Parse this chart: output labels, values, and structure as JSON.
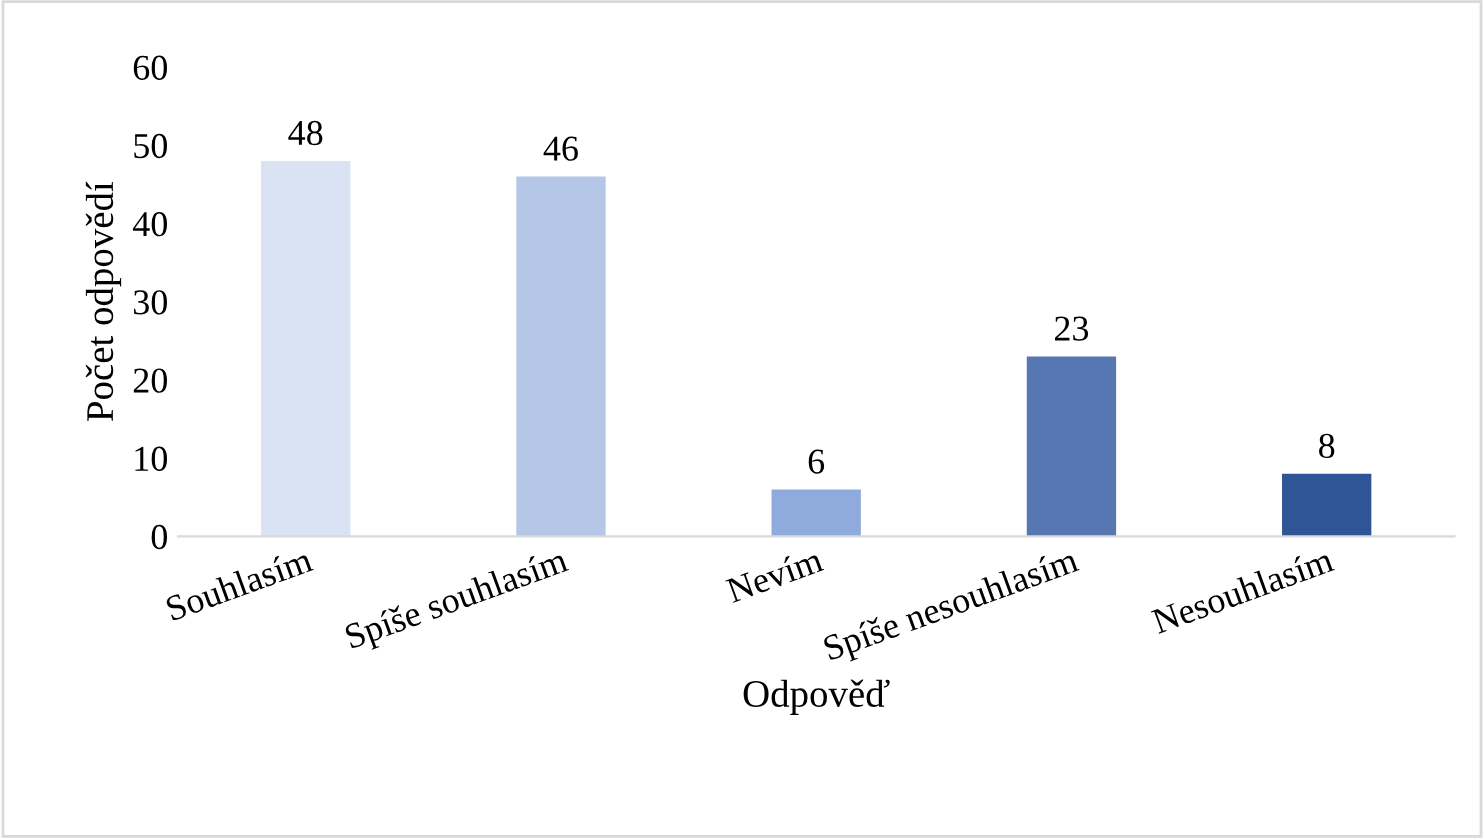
{
  "chart_data": {
    "type": "bar",
    "xlabel": "Odpověď",
    "ylabel": "Počet odpovědí",
    "categories": [
      "Souhlasím",
      "Spíše souhlasím",
      "Nevím",
      "Spíše nesouhlasím",
      "Nesouhlasím"
    ],
    "values": [
      48,
      46,
      6,
      23,
      8
    ],
    "colors": [
      "#dae3f3",
      "#b4c7e7",
      "#8faadc",
      "#5677b2",
      "#2f5597"
    ],
    "ylim": [
      0,
      60
    ],
    "yticks": [
      0,
      10,
      20,
      30,
      40,
      50,
      60
    ],
    "grid": false,
    "data_labels": true
  }
}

▸ Exercise brief: Above are the records; reproduce them exactly and leave out the pictures.

▸ Reply to the exercise:
Parse this chart: output labels, values, and structure as JSON.
{
  "chart_data": {
    "type": "bar",
    "xlabel": "Odpověď",
    "ylabel": "Počet odpovědí",
    "categories": [
      "Souhlasím",
      "Spíše souhlasím",
      "Nevím",
      "Spíše nesouhlasím",
      "Nesouhlasím"
    ],
    "values": [
      48,
      46,
      6,
      23,
      8
    ],
    "colors": [
      "#dae3f3",
      "#b4c7e7",
      "#8faadc",
      "#5677b2",
      "#2f5597"
    ],
    "ylim": [
      0,
      60
    ],
    "yticks": [
      0,
      10,
      20,
      30,
      40,
      50,
      60
    ],
    "grid": false,
    "data_labels": true
  }
}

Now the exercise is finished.